[Dataset excerpts]

-.-.-

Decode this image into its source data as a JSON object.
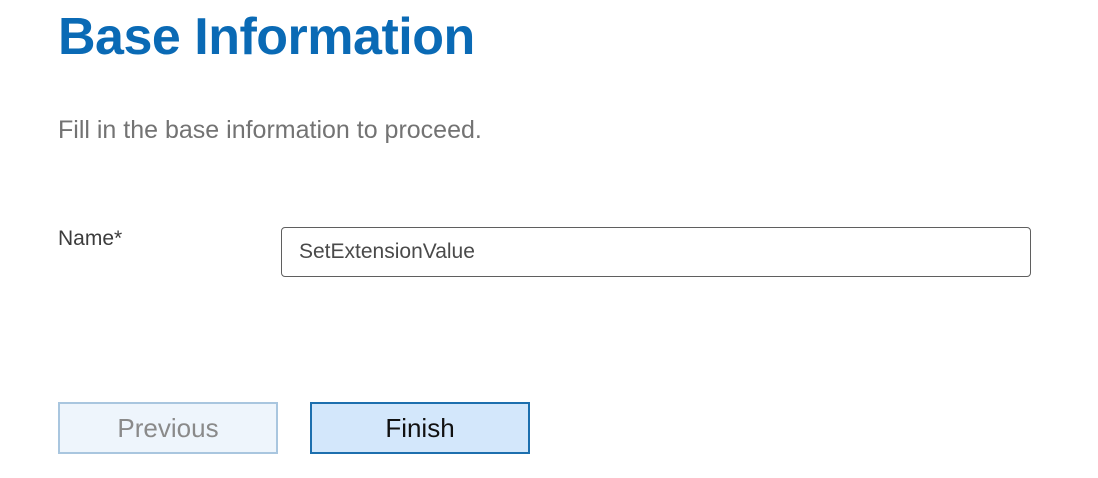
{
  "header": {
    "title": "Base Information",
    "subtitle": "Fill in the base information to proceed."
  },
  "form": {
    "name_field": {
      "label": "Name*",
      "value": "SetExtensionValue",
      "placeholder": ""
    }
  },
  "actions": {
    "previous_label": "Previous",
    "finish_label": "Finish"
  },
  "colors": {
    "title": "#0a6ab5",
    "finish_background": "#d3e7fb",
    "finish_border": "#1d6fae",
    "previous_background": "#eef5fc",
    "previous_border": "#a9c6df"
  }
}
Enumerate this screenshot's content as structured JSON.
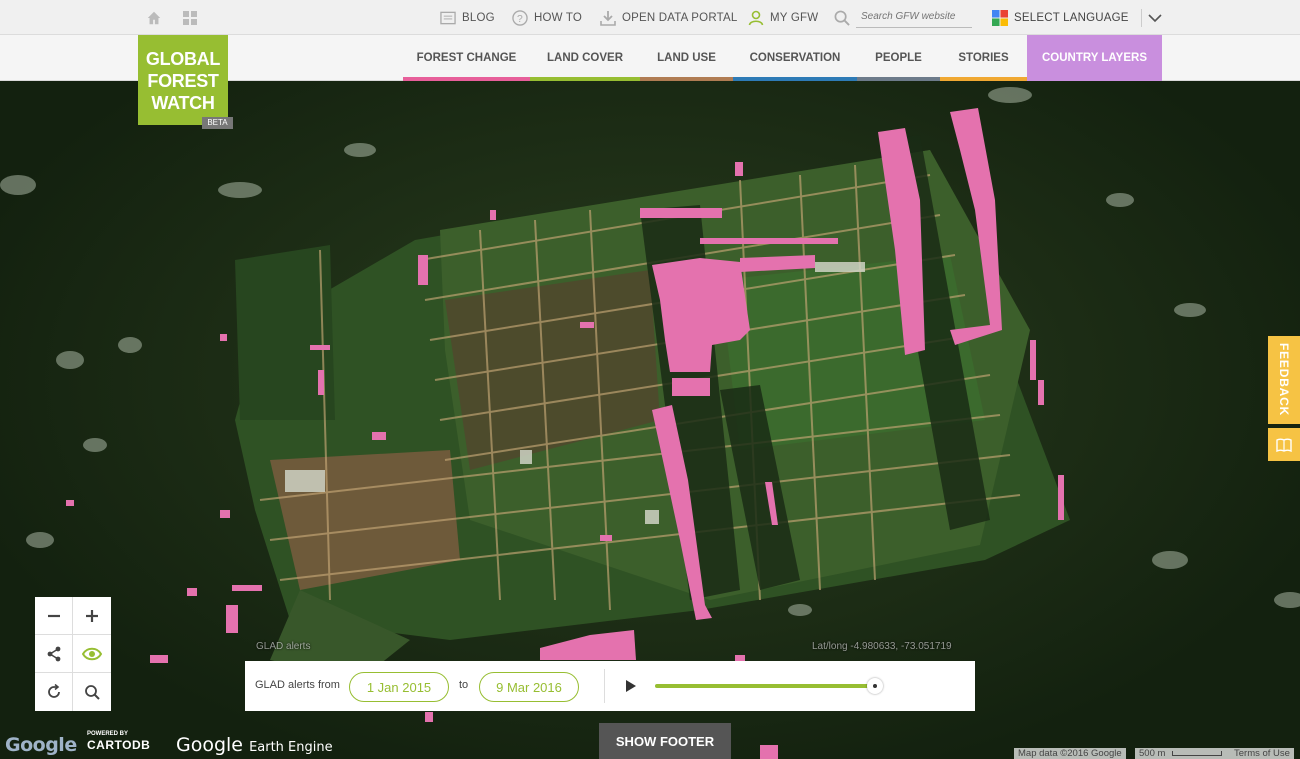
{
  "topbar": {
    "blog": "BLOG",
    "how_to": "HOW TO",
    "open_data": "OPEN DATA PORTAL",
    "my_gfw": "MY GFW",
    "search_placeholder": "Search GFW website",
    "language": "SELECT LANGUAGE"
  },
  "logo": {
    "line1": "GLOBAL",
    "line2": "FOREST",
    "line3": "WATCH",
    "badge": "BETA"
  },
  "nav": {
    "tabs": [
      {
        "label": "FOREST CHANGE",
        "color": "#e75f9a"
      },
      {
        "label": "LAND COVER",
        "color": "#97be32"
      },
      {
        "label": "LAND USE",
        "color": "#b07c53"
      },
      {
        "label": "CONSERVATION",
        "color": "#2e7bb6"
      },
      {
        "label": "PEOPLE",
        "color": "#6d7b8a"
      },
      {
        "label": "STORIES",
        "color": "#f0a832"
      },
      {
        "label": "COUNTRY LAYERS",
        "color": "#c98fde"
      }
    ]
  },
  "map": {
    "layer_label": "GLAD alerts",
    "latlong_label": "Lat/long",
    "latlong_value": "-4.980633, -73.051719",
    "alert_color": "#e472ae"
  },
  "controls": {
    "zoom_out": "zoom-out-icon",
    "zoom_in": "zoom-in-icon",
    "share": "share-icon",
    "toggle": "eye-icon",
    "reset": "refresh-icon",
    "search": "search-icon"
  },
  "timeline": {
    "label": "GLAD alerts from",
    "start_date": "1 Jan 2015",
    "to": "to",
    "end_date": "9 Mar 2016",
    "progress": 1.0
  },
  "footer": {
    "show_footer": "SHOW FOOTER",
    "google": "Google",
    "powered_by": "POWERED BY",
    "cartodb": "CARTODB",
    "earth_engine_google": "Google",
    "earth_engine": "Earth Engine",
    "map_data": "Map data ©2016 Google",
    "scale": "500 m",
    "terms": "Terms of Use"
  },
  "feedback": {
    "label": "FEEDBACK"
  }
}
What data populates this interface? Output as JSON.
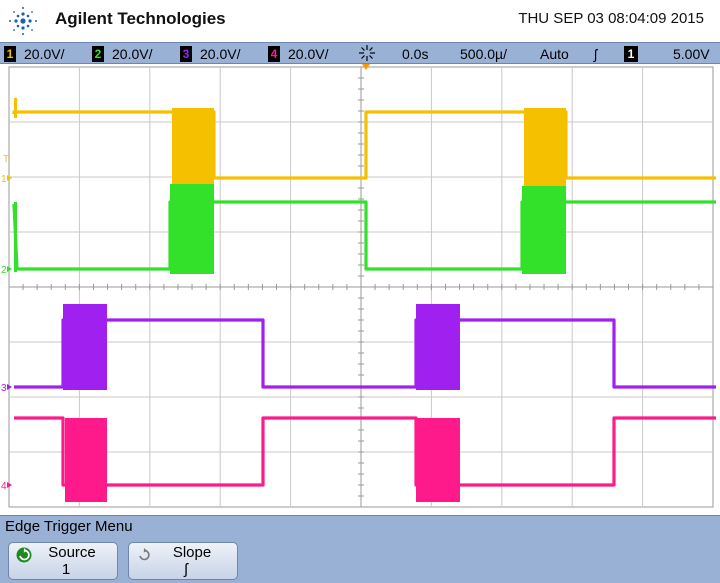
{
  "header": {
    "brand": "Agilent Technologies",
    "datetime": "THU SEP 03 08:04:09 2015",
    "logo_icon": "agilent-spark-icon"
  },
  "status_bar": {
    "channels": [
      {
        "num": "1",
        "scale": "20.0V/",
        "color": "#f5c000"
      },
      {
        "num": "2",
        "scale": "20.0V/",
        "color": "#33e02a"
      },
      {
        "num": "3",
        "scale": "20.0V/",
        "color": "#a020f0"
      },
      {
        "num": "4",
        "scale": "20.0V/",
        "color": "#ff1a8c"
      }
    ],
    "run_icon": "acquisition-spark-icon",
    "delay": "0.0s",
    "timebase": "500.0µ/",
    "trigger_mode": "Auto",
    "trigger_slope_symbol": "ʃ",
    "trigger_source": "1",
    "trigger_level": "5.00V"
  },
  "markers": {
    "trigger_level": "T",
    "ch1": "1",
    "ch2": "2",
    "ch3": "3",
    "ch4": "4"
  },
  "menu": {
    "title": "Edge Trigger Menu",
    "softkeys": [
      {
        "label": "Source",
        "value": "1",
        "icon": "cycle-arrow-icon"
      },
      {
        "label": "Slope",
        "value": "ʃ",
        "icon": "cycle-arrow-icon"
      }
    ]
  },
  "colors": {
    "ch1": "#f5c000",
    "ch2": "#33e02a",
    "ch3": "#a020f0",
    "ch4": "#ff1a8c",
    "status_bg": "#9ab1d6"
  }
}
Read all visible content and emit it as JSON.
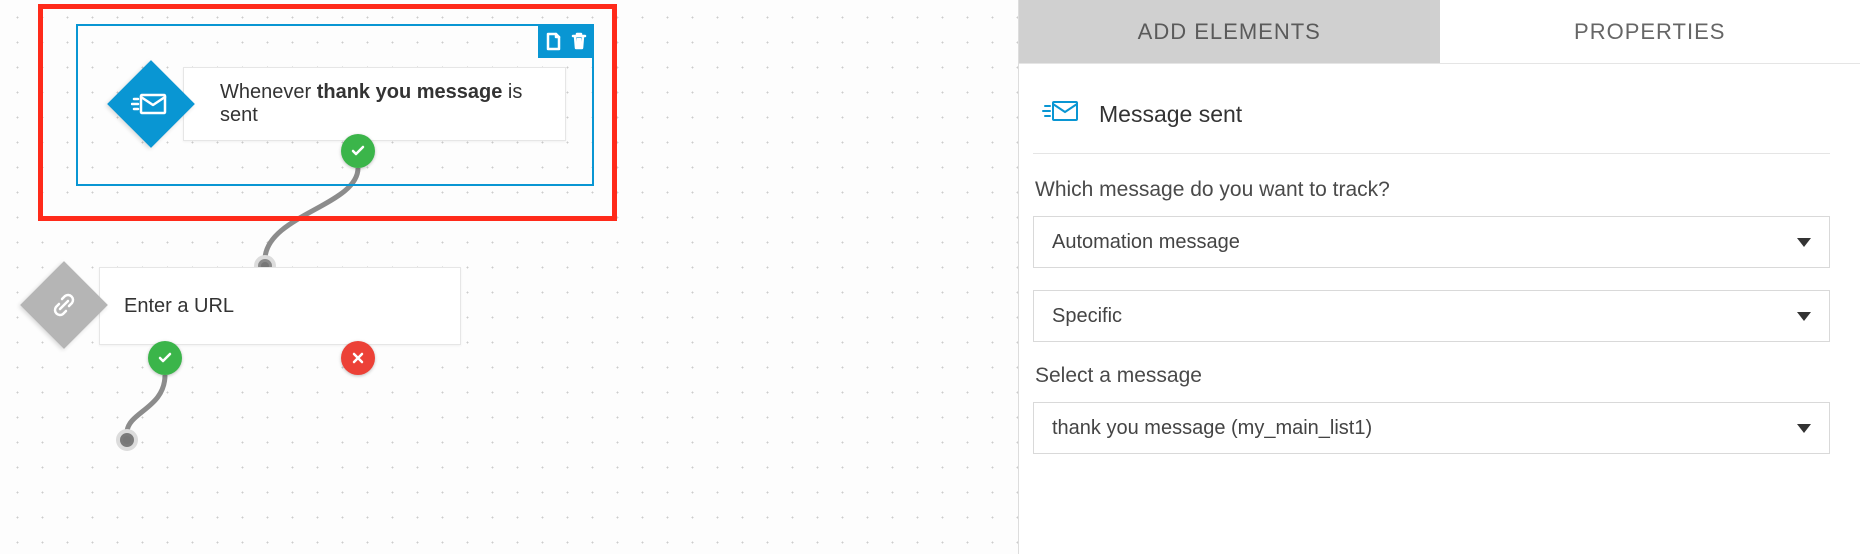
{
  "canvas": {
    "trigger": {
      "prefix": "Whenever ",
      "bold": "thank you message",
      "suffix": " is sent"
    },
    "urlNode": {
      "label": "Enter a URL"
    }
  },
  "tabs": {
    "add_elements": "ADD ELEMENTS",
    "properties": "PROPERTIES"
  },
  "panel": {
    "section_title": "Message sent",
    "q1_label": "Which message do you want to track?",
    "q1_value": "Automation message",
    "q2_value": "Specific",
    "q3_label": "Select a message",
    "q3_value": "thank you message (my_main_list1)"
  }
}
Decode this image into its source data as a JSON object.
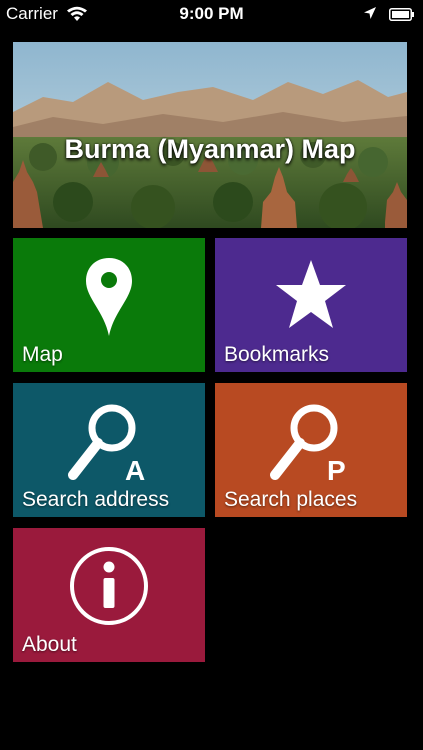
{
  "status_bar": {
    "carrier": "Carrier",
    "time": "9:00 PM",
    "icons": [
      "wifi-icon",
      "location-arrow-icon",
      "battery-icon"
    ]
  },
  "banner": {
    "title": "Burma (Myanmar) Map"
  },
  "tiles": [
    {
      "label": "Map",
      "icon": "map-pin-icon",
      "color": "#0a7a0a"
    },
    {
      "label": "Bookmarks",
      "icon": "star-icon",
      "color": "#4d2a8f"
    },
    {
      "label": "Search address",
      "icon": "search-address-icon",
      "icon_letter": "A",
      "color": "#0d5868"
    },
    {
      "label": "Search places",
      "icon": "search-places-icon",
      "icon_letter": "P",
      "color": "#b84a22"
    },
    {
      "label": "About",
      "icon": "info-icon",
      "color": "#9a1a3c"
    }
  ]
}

-.-.-

WHAT IS ASKED — Give back each entry exactly as it appears, with no pictures.

IN RESPONSE —
Decode this image into its source data as a JSON object.
{
  "header": {
    "title": "Base Information",
    "subtitle": "Fill in the base information to proceed."
  },
  "form": {
    "name_field": {
      "label": "Name*",
      "value": "SetExtensionValue",
      "placeholder": ""
    }
  },
  "actions": {
    "previous_label": "Previous",
    "finish_label": "Finish"
  },
  "colors": {
    "title": "#0a6ab5",
    "finish_background": "#d3e7fb",
    "finish_border": "#1d6fae",
    "previous_background": "#eef5fc",
    "previous_border": "#a9c6df"
  }
}
Enumerate this screenshot's content as structured JSON.
{
  "topbar": {
    "blog": "BLOG",
    "how_to": "HOW TO",
    "open_data": "OPEN DATA PORTAL",
    "my_gfw": "MY GFW",
    "search_placeholder": "Search GFW website",
    "language": "SELECT LANGUAGE"
  },
  "logo": {
    "line1": "GLOBAL",
    "line2": "FOREST",
    "line3": "WATCH",
    "badge": "BETA"
  },
  "nav": {
    "tabs": [
      {
        "label": "FOREST CHANGE",
        "color": "#e75f9a"
      },
      {
        "label": "LAND COVER",
        "color": "#97be32"
      },
      {
        "label": "LAND USE",
        "color": "#b07c53"
      },
      {
        "label": "CONSERVATION",
        "color": "#2e7bb6"
      },
      {
        "label": "PEOPLE",
        "color": "#6d7b8a"
      },
      {
        "label": "STORIES",
        "color": "#f0a832"
      },
      {
        "label": "COUNTRY LAYERS",
        "color": "#c98fde"
      }
    ]
  },
  "map": {
    "layer_label": "GLAD alerts",
    "latlong_label": "Lat/long",
    "latlong_value": "-4.980633, -73.051719",
    "alert_color": "#e472ae"
  },
  "controls": {
    "zoom_out": "zoom-out-icon",
    "zoom_in": "zoom-in-icon",
    "share": "share-icon",
    "toggle": "eye-icon",
    "reset": "refresh-icon",
    "search": "search-icon"
  },
  "timeline": {
    "label": "GLAD alerts from",
    "start_date": "1 Jan 2015",
    "to": "to",
    "end_date": "9 Mar 2016",
    "progress": 1.0
  },
  "footer": {
    "show_footer": "SHOW FOOTER",
    "google": "Google",
    "powered_by": "POWERED BY",
    "cartodb": "CARTODB",
    "earth_engine_google": "Google",
    "earth_engine": "Earth Engine",
    "map_data": "Map data ©2016 Google",
    "scale": "500 m",
    "terms": "Terms of Use"
  },
  "feedback": {
    "label": "FEEDBACK"
  }
}
What data populates this interface? Output as JSON.
{
  "header": {
    "brand": "Agilent Technologies",
    "datetime": "THU SEP 03 08:04:09 2015",
    "logo_icon": "agilent-spark-icon"
  },
  "status_bar": {
    "channels": [
      {
        "num": "1",
        "scale": "20.0V/",
        "color": "#f5c000"
      },
      {
        "num": "2",
        "scale": "20.0V/",
        "color": "#33e02a"
      },
      {
        "num": "3",
        "scale": "20.0V/",
        "color": "#a020f0"
      },
      {
        "num": "4",
        "scale": "20.0V/",
        "color": "#ff1a8c"
      }
    ],
    "run_icon": "acquisition-spark-icon",
    "delay": "0.0s",
    "timebase": "500.0µ/",
    "trigger_mode": "Auto",
    "trigger_slope_symbol": "ʃ",
    "trigger_source": "1",
    "trigger_level": "5.00V"
  },
  "markers": {
    "trigger_level": "T",
    "ch1": "1",
    "ch2": "2",
    "ch3": "3",
    "ch4": "4"
  },
  "menu": {
    "title": "Edge Trigger Menu",
    "softkeys": [
      {
        "label": "Source",
        "value": "1",
        "icon": "cycle-arrow-icon"
      },
      {
        "label": "Slope",
        "value": "ʃ",
        "icon": "cycle-arrow-icon"
      }
    ]
  },
  "colors": {
    "ch1": "#f5c000",
    "ch2": "#33e02a",
    "ch3": "#a020f0",
    "ch4": "#ff1a8c",
    "status_bg": "#9ab1d6"
  }
}
Read all visible content and emit it as JSON.
{
  "canvas": {
    "trigger": {
      "prefix": "Whenever ",
      "bold": "thank you message",
      "suffix": " is sent"
    },
    "urlNode": {
      "label": "Enter a URL"
    }
  },
  "tabs": {
    "add_elements": "ADD ELEMENTS",
    "properties": "PROPERTIES"
  },
  "panel": {
    "section_title": "Message sent",
    "q1_label": "Which message do you want to track?",
    "q1_value": "Automation message",
    "q2_value": "Specific",
    "q3_label": "Select a message",
    "q3_value": "thank you message (my_main_list1)"
  }
}
Decode this image into its source data as a JSON object.
{
  "status_bar": {
    "carrier": "Carrier",
    "time": "9:00 PM",
    "icons": [
      "wifi-icon",
      "location-arrow-icon",
      "battery-icon"
    ]
  },
  "banner": {
    "title": "Burma (Myanmar) Map"
  },
  "tiles": [
    {
      "label": "Map",
      "icon": "map-pin-icon",
      "color": "#0a7a0a"
    },
    {
      "label": "Bookmarks",
      "icon": "star-icon",
      "color": "#4d2a8f"
    },
    {
      "label": "Search address",
      "icon": "search-address-icon",
      "icon_letter": "A",
      "color": "#0d5868"
    },
    {
      "label": "Search places",
      "icon": "search-places-icon",
      "icon_letter": "P",
      "color": "#b84a22"
    },
    {
      "label": "About",
      "icon": "info-icon",
      "color": "#9a1a3c"
    }
  ]
}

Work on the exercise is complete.